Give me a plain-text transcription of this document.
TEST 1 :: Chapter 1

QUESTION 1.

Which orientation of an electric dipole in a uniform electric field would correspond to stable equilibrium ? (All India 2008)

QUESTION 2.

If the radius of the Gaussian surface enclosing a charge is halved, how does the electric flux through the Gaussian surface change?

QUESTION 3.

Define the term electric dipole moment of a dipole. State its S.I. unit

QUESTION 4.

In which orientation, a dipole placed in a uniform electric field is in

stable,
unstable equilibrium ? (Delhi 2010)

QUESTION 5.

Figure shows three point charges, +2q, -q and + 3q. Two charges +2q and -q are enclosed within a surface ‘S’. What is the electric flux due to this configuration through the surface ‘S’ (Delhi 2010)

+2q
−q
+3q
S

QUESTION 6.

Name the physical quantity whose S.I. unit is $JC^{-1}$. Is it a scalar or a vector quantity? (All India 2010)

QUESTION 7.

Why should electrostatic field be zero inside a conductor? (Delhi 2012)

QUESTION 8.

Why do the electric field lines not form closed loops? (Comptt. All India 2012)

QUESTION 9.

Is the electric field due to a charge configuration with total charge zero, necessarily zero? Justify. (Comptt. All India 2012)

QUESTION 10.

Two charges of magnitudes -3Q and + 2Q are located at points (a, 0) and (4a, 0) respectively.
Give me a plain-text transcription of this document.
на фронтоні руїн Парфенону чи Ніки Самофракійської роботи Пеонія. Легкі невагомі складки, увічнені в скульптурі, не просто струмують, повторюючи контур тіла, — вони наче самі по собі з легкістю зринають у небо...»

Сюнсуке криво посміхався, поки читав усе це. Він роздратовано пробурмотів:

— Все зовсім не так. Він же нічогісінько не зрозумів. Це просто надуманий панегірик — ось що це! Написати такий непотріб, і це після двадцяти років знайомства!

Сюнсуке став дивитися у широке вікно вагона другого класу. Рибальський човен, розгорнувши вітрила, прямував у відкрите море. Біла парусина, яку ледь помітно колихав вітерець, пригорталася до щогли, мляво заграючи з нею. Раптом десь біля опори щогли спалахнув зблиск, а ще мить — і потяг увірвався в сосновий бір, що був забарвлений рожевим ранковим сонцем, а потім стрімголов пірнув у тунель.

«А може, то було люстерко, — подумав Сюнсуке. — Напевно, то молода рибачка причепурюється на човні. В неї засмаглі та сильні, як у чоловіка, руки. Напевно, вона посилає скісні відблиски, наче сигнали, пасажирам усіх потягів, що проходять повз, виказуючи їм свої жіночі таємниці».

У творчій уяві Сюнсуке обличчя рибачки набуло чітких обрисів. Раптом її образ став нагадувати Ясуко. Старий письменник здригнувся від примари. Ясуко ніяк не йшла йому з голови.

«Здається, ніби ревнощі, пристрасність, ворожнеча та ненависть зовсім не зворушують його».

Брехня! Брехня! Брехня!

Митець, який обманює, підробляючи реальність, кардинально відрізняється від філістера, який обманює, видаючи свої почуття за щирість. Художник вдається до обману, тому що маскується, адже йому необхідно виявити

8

· · · · · · ·

Count how many lines above carry the word "dipole". Only the number is required.

3